**DOCUMENT SECTION**
----

Git Product home page Git Product logo

Comments (12)

benwtrent avatar benwtrent commented on August 21, 2024 1

@atsushi-matsui I am still not understanding, could you give me a document you would expect to match and one that wouldn't with your most recent example (thus requiring the feature change)?

I am just trying to confirm the behavior as it still isn't clear to me how omitting a clause is any different than making that clause a match_all.

from elasticsearch.

benwtrent avatar benwtrent commented on August 21, 2024 1

@atsushi-matsui for your docs, what is the mapping configured? including any custom analyzers please.

Thank you for your patience :). Excluding vs. including vs. match_none vs. match_all is tricky to reason about.

from elasticsearch.

elasticsearchmachine avatar elasticsearchmachine commented on August 21, 2024

Pinging @elastic/es-search (Team:Search)

from elasticsearch.

benwtrent avatar benwtrent commented on August 21, 2024

Stop words are excluded by the token filter, so we expect zero hits, but all hits are returned

I don't understand this @atsushi-matsui . Omitting a clause is the same as now "matching all docs" given the clause.

In your first example, it seems the following would work fine:

{
  "query": {
    "bool": {
      "must": [
        {
          "match": {
            "title": "Quick",
            "zero_terms_query", "all"
          }
        },
        {
          "match": {
            "title": "the",
            "zero_terms_query", "all"
          }
        },
        {
          "match": {
            "title": "Brown",
            "zero_terms_query", "all"
          }
        },
        {
          "match": {
            "title": "Fox",
            "zero_terms_query", "all"
          }
        }
      ]
    }
  }
}

Then in your second example, omitting BOTH clauses (which is what would happen in this case), is the exact same as a match_all query. Consider the query:

"query": {"bool": {"must": []}}

That is the exact same as a match_all query.

from elasticsearch.

atsushi-matsui avatar atsushi-matsui commented on August 21, 2024

@benwtrent
Thanks for the reply!!!

Then in your second example, omitting BOTH clauses (which is what would happen in this case), is the exact same as a match_all query. Consider the query:

I understand that the second example is equivalent to match_all, but there are cases where we want to omit the clause, so I'll show you another example.

When building a search system using Elasticsearch in Japan, it is common to prepare kuromoji and a 2-gram analyzer.
Here is a setting example.

{
  "settings": {
    "analysis": {
      "tokenizer": {
        "kuromoji_tokenizer": {
          "type": "kuromoji_tokenizer",
          "mode": "search"

----

**TASK DETAILS**
Continue the Elasticsearch comment thread from where it stops.

**DATA EXTRACT**
----

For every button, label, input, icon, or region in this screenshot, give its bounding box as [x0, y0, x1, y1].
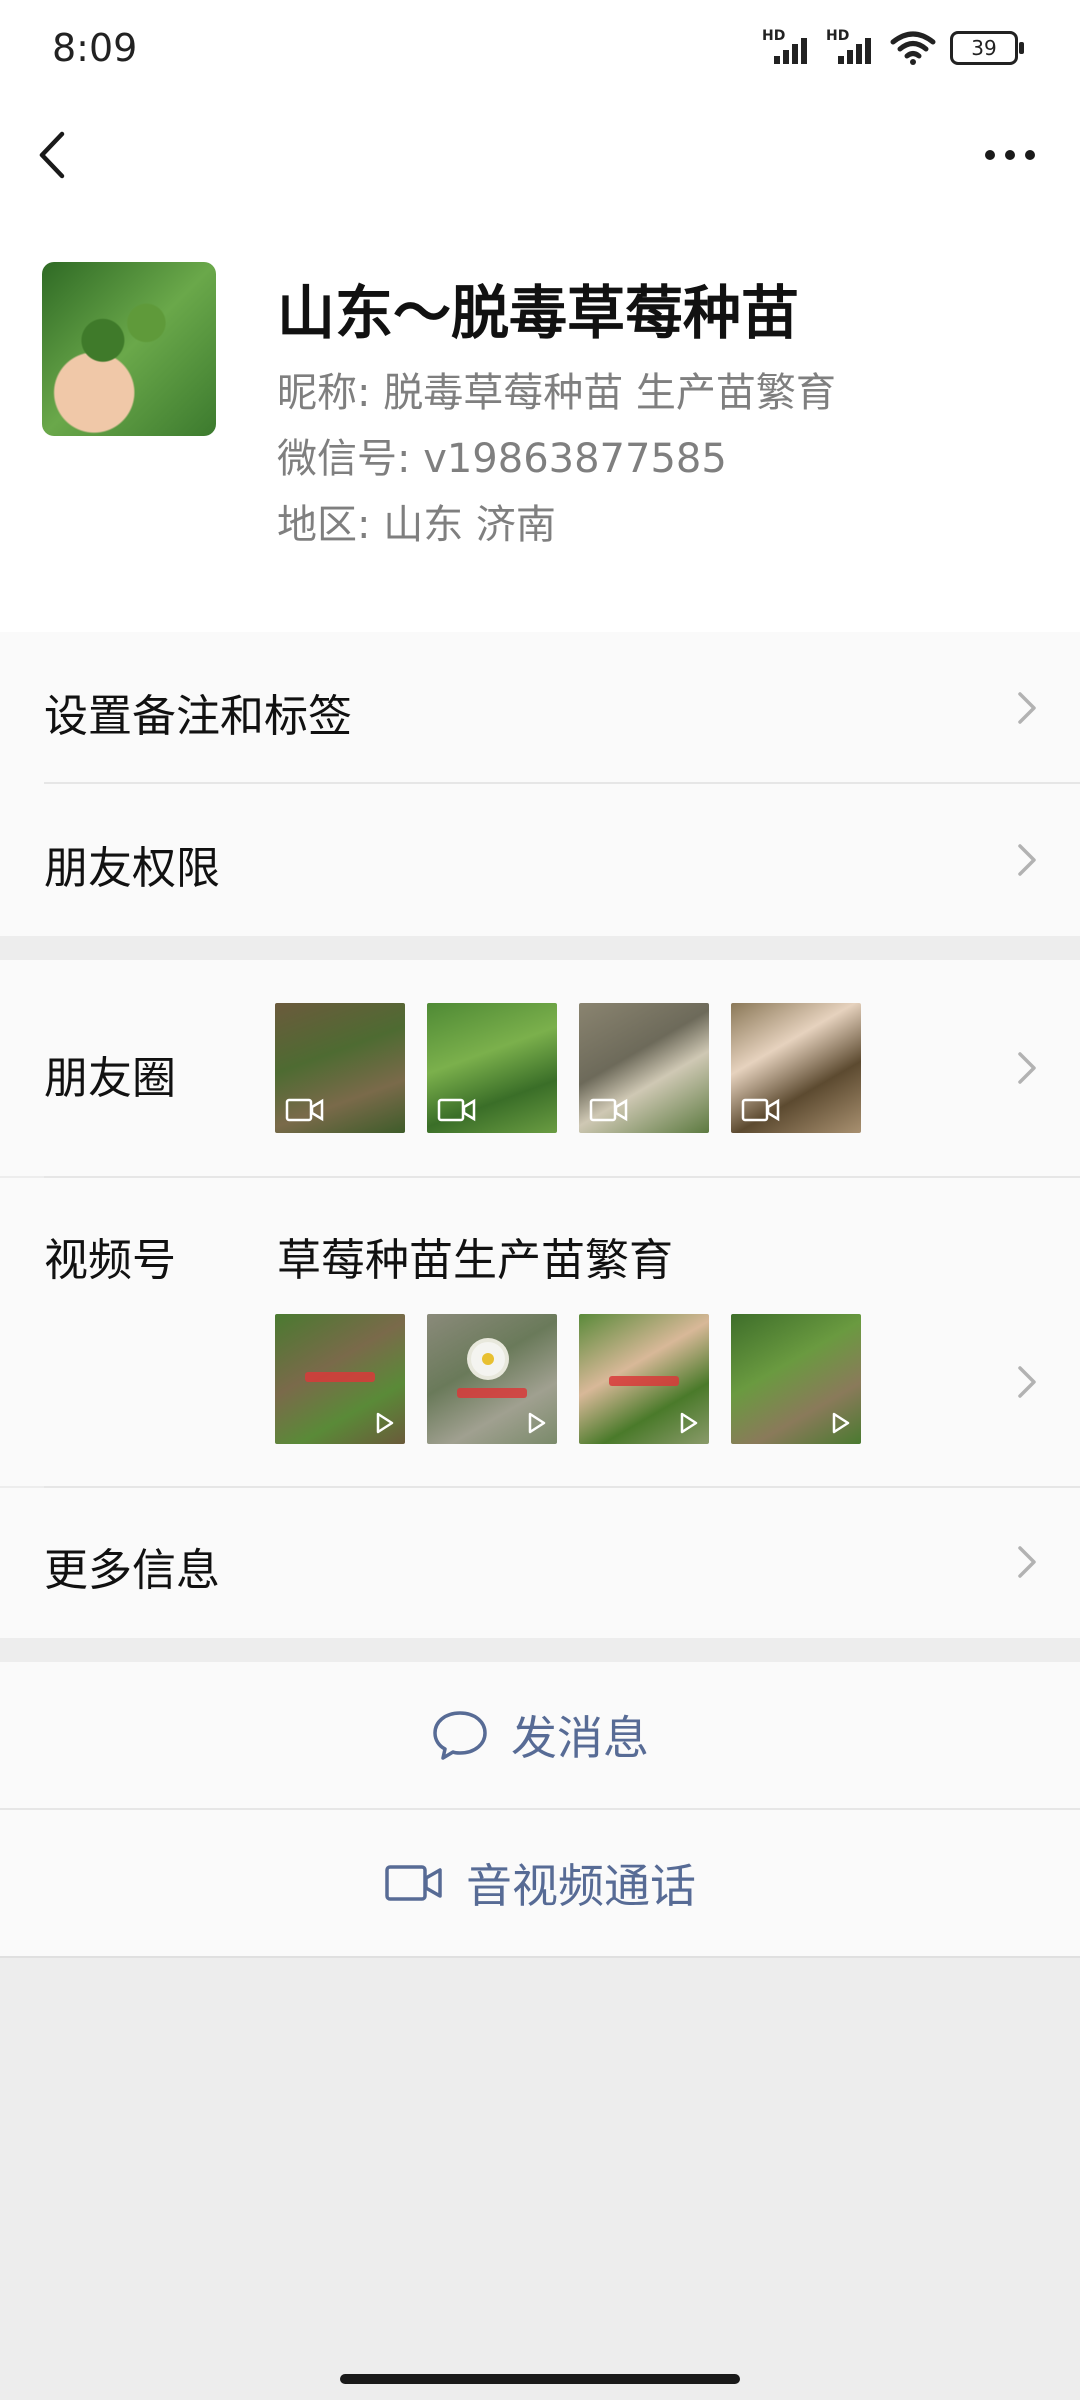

----

**THE RESPONSE**
        },
        "ngram_tokenizer": {
          "type": "nGram",
          "min_gram": 2,
          "max_gram": 2,
          "token_chars": ["letter", "digit"]
        }
      },
      "analyzer": {
        "kuromoji_analyzer": {
          "type": "custom",
          "tokenizer": "kuromoji_tokenizer",
          "filter": [
            "kuromoji_baseform",
            "kuromoji_part_of_speech",
            "cjk_width",
            "stop",
            "kuromoji_stemmer",
            "lowercase"
          ]
        },
        "ngram_analyzer": {
          "type": "custom",
          "tokenizer": "ngram_tokenizer",
          "filter": ["lowercase"]
        }
      }
    }
  },
  "mappings": {
    "properties": {
      "text_ja": {
        "type": "text",
        "analyzer": "kuromoji_analyzer"
      },
      "text_cjk": {
        "type": "text",
        "analyzer": "ngram_analyzer"
      }
    }
  }
}

In Japan, it is common to search by entering phrases separated by spaces, so we can construct bool_query using words separated by spaces as phrases.
When we want to search for the anime "遊☆戯☆王", we may sometimes enter "遊 ☆ 戯 ☆ 王" separated by spaces.
At this time, if we include text_ja and text_cjk in the field and set zero_terms_query to all, all results will be hit, which is not a user-friendly result.

{
    "query": {
      "bool": {
        "must": [
          {
            "multi_match": {
              "query": "遊",
              "fields": ["text_ja", "text_cjk"],
              "type": "phrase",
              "zero_terms_query": "all"
            }
          },
          {
            "multi_match": {
              "query": "☆",
              "fields": ["text_ja", "text_cjk"],
              "type": "phrase",
              "zero_terms_query": "all"
            }
          },
          {
            "multi_match": {
              "query": "戯",
              "fields": ["text_ja", "text_cjk"],
              "type": "phrase",
              "zero_terms_query": "all"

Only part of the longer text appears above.